— Task details —
Scan the records below for lines with the word "name", then state how many you find and nothing else.

::::

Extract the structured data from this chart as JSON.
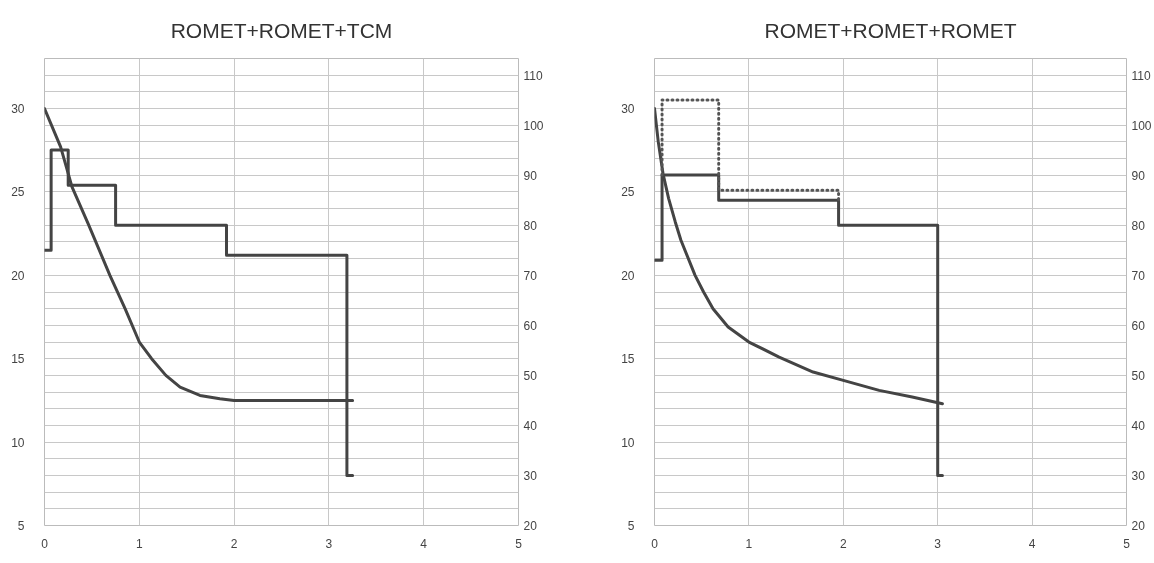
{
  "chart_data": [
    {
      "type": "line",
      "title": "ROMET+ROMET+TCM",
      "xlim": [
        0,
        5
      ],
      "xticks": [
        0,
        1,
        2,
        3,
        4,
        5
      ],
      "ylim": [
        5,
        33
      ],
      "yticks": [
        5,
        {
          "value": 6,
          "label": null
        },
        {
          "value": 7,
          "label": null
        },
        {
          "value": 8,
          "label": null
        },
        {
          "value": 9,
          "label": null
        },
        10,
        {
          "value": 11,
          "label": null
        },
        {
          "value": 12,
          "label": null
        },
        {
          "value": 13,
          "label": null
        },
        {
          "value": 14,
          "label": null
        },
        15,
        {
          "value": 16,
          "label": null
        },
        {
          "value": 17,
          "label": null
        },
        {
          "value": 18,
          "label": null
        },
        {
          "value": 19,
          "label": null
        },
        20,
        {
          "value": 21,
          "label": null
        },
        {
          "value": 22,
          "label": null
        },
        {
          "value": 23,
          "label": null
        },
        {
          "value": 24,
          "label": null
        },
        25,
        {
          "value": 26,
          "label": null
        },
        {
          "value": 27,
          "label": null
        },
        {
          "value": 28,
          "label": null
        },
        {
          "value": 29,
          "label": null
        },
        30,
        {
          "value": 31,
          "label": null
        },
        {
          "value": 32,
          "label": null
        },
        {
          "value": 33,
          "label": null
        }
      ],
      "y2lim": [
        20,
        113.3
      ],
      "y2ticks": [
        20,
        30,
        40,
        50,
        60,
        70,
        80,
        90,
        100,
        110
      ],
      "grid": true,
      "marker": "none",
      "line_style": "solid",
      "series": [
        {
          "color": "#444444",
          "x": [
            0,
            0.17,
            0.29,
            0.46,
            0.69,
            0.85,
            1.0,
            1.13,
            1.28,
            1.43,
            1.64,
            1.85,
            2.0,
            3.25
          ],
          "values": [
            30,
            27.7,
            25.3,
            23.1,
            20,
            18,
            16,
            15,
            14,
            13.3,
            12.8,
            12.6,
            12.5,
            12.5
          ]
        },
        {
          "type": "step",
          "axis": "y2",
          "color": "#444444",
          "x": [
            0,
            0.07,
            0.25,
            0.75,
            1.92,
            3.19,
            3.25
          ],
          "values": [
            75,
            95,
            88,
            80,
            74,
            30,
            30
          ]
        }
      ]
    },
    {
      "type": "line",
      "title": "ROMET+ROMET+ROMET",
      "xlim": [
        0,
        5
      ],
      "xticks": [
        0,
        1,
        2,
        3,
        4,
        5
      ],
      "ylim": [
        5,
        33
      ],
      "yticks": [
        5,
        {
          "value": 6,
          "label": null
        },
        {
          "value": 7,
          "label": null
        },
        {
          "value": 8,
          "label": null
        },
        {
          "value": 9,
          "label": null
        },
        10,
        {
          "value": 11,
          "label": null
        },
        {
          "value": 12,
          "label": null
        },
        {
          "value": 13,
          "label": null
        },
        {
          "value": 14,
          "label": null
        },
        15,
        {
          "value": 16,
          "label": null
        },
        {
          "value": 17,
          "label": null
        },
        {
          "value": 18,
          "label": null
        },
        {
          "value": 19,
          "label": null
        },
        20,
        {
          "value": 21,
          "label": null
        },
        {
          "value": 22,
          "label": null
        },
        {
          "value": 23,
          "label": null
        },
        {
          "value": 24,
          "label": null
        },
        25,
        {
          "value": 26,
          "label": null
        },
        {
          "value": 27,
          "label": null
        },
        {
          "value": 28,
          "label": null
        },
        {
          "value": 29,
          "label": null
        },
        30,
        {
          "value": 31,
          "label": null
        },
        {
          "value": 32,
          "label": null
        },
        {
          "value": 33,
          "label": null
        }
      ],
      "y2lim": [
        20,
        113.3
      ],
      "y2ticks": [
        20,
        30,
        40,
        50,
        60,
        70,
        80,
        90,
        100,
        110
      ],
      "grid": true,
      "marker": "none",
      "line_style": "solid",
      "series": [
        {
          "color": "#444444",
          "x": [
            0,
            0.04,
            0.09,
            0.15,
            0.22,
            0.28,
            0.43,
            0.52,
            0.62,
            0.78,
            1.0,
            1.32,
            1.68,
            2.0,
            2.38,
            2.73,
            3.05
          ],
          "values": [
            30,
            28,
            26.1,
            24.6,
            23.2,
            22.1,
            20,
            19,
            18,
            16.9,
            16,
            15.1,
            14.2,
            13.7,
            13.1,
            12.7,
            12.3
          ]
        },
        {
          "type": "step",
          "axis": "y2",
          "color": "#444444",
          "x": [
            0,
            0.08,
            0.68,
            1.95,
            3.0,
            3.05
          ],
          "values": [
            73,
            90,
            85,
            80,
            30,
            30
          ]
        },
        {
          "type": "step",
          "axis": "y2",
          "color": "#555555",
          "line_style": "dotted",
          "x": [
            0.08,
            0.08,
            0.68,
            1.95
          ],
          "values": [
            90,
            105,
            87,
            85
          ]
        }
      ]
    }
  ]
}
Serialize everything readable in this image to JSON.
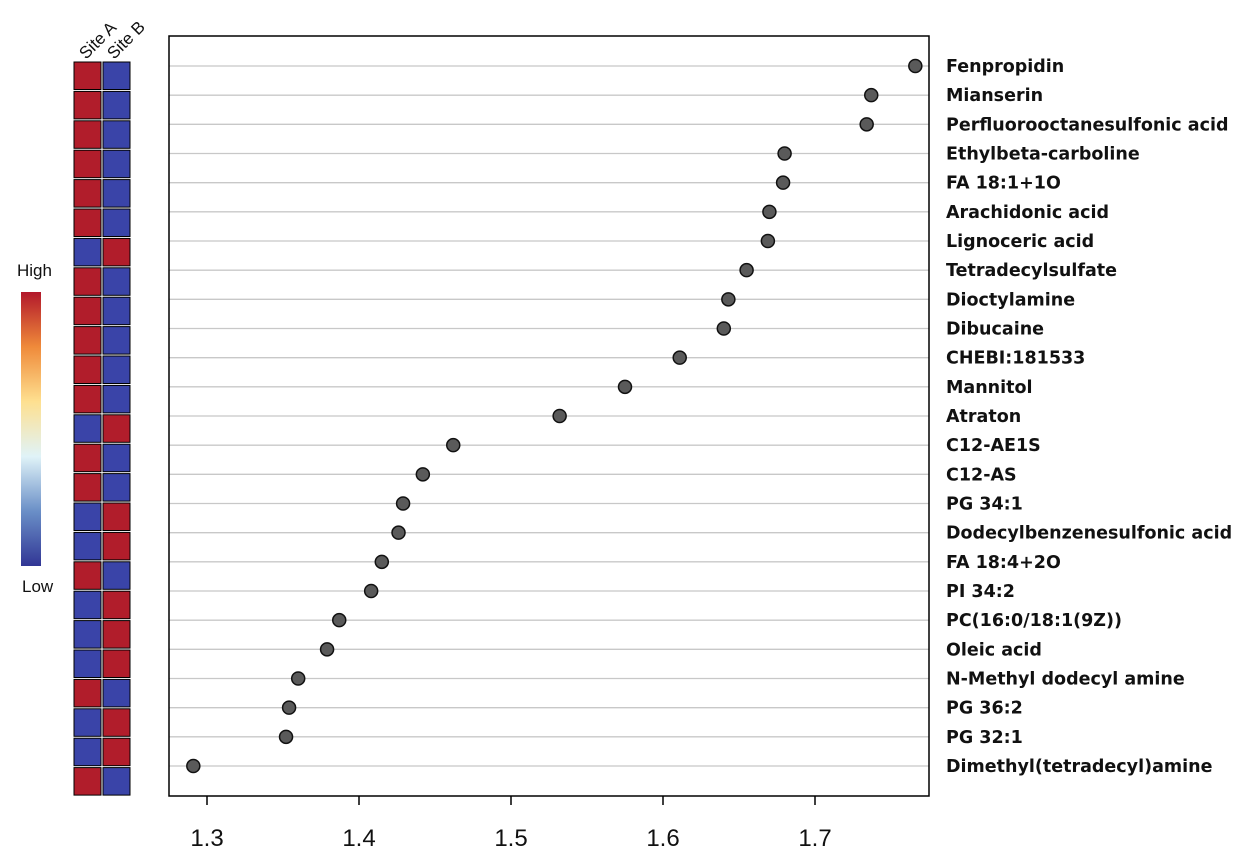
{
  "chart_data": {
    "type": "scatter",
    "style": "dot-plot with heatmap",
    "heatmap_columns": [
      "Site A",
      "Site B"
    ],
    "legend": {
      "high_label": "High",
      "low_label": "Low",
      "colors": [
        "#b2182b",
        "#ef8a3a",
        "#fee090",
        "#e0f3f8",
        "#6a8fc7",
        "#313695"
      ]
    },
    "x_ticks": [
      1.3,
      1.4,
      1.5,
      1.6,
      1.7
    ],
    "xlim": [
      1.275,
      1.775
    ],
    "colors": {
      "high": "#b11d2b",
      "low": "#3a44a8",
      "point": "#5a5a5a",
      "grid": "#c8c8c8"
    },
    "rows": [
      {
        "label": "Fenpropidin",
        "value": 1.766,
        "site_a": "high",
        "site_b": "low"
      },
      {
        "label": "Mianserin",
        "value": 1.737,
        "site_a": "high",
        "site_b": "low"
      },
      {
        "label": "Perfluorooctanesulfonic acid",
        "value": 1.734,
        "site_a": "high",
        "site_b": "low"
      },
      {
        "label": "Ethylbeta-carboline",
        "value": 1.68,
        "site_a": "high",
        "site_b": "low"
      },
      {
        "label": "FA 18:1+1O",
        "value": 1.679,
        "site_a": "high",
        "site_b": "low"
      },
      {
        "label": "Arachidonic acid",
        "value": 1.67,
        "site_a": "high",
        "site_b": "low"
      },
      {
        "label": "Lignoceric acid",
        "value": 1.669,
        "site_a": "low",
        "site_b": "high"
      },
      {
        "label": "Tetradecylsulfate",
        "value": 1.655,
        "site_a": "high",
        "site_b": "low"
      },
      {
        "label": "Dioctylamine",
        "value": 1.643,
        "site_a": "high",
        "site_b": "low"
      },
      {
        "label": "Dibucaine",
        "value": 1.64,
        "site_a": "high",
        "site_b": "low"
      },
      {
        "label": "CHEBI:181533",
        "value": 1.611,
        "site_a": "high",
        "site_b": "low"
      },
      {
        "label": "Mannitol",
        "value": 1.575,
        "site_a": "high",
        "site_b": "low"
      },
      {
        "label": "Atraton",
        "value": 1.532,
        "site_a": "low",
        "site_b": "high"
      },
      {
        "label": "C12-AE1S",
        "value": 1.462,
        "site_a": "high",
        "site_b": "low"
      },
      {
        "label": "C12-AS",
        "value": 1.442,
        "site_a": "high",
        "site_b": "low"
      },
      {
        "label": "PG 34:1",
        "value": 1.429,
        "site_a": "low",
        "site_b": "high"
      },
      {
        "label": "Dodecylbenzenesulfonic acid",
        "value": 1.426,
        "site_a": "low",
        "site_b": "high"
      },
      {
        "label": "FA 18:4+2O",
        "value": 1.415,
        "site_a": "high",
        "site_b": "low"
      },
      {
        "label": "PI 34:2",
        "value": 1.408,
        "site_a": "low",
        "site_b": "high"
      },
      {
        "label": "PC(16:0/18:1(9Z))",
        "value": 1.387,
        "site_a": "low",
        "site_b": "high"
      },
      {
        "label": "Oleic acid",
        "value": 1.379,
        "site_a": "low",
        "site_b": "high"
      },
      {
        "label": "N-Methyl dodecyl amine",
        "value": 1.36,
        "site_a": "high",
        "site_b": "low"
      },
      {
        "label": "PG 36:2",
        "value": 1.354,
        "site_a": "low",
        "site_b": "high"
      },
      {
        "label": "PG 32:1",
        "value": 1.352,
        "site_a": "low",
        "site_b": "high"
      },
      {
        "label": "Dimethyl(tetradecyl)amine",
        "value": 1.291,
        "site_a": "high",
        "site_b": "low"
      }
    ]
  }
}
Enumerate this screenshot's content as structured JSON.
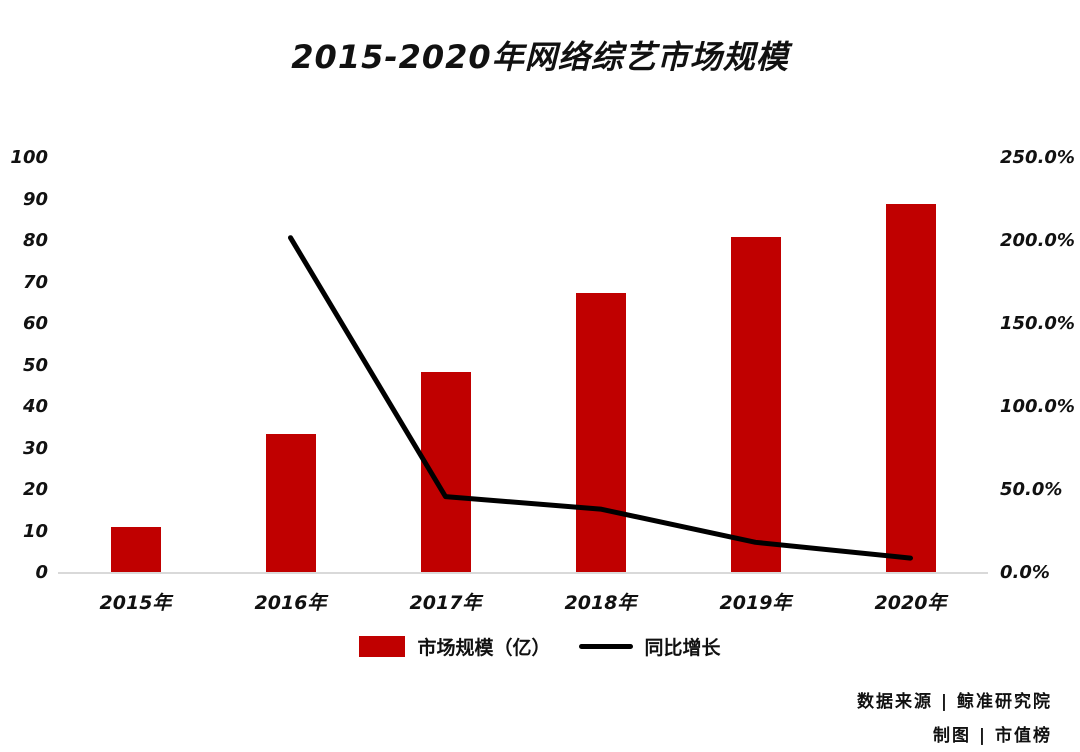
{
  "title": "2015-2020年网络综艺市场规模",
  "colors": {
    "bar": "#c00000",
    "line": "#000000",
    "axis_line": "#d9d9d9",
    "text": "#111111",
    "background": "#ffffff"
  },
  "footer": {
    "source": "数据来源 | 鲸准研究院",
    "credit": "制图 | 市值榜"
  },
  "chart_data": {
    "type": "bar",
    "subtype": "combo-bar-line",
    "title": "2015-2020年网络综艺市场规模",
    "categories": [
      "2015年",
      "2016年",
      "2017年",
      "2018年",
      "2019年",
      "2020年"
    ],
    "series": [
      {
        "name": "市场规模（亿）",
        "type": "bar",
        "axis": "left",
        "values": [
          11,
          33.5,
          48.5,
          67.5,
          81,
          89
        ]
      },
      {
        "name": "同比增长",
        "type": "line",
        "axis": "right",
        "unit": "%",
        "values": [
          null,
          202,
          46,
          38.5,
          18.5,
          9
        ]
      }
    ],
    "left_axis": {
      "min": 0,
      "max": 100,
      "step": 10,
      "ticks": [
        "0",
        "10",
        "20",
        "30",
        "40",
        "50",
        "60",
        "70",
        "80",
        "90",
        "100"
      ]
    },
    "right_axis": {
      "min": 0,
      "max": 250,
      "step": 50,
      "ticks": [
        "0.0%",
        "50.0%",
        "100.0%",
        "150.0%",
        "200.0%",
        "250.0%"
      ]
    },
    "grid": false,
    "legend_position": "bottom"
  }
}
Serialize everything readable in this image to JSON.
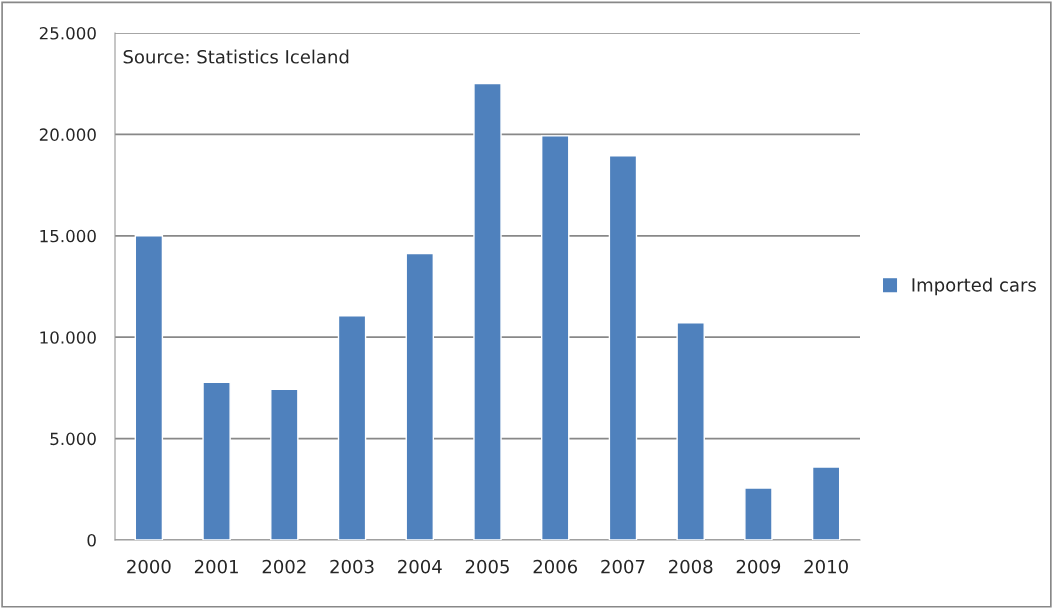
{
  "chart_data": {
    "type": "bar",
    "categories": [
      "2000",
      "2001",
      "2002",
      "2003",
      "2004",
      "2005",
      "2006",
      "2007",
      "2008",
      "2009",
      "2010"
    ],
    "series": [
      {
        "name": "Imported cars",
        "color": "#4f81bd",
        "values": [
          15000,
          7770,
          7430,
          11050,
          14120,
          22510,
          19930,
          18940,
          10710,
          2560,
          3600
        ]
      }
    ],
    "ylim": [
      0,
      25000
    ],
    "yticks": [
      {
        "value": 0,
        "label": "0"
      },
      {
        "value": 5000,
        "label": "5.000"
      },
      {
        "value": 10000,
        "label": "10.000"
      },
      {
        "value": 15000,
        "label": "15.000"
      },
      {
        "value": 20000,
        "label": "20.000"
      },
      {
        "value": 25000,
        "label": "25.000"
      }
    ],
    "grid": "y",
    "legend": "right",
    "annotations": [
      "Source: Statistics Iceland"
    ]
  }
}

::::

— Response for this exercise —
3